■ **Aim**: Copy all the entries below exactly, but not the pictures.
=== Information shown ===
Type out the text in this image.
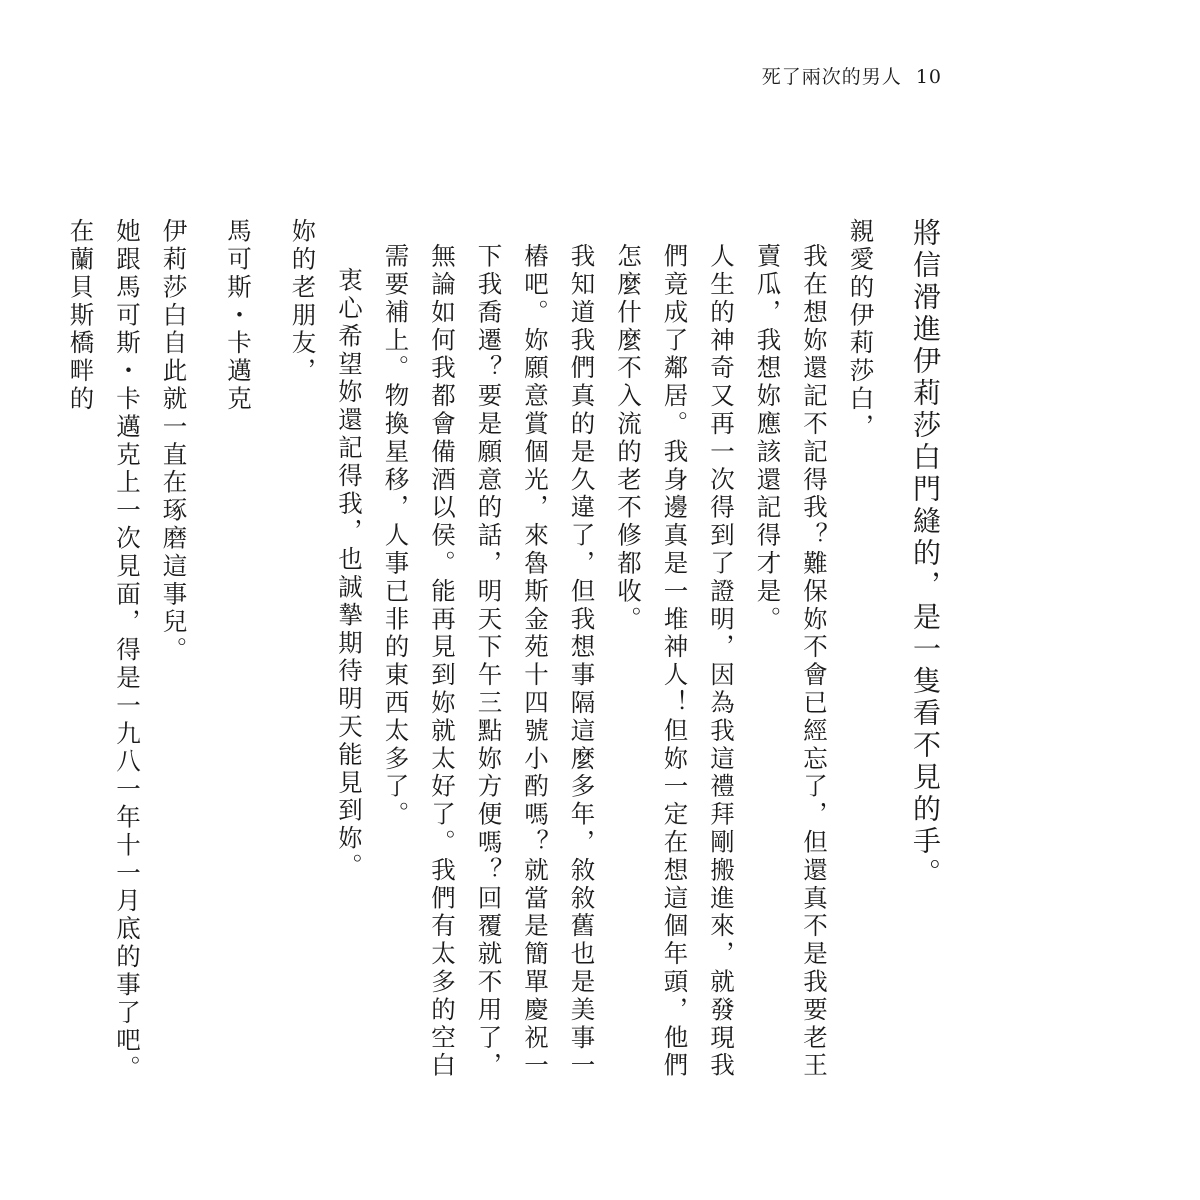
死了兩次的男人 10

將信滑進伊莉莎白門縫的，是一隻看不見的手。

親愛的伊莉莎白，

我在想妳還記不記得我？難保妳不會已經忘了，但還真不是我要老王賣瓜，我想妳應該還記得才是。

人生的神奇又再一次得到了證明，因為我這禮拜剛搬進來，就發現我們竟成了鄰居。我身邊真是一堆神人！但妳一定在想這個年頭，他們怎麼什麼不入流的老不修都收。

我知道我們真的是久違了，但我想事隔這麼多年，敘敘舊也是美事一樁吧。妳願意賞個光，來魯斯金苑十四號小酌嗎？就當是簡單慶祝一下我喬遷？要是願意的話，明天下午三點妳方便嗎？回覆就不用了，無論如何我都會備酒以侯。能再見到妳就太好了。我們有太多的空白需要補上。物換星移，人事已非的東西太多了。

衷心希望妳還記得我，也誠摯期待明天能見到妳。

妳的老朋友，

馬可斯・卡邁克

伊莉莎白自此就一直在琢磨這事兒。

她跟馬可斯・卡邁克上一次見面，得是一九八一年十一月底的事了吧。在蘭貝斯橋畔的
===
■ **Worked answer**:
Type out the text in this image.
死了兩次的男人 10

將信滑進伊莉莎白門縫的，是一隻看不見的手。

親愛的伊莉莎白，

我在想妳還記不記得我？難保妳不會已經忘了，但還真不是我要老王賣瓜，我想妳應該還記得才是。

人生的神奇又再一次得到了證明，因為我這禮拜剛搬進來，就發現我們竟成了鄰居。我身邊真是一堆神人！但妳一定在想這個年頭，他們怎麼什麼不入流的老不修都收。

我知道我們真的是久違了，但我想事隔這麼多年，敘敘舊也是美事一樁吧。妳願意賞個光，來魯斯金苑十四號小酌嗎？就當是簡單慶祝一下我喬遷？要是願意的話，明天下午三點妳方便嗎？回覆就不用了，無論如何我都會備酒以侯。能再見到妳就太好了。我們有太多的空白需要補上。物換星移，人事已非的東西太多了。

衷心希望妳還記得我，也誠摯期待明天能見到妳。

妳的老朋友，

馬可斯・卡邁克

伊莉莎白自此就一直在琢磨這事兒。

她跟馬可斯・卡邁克上一次見面，得是一九八一年十一月底的事了吧。在蘭貝斯橋畔的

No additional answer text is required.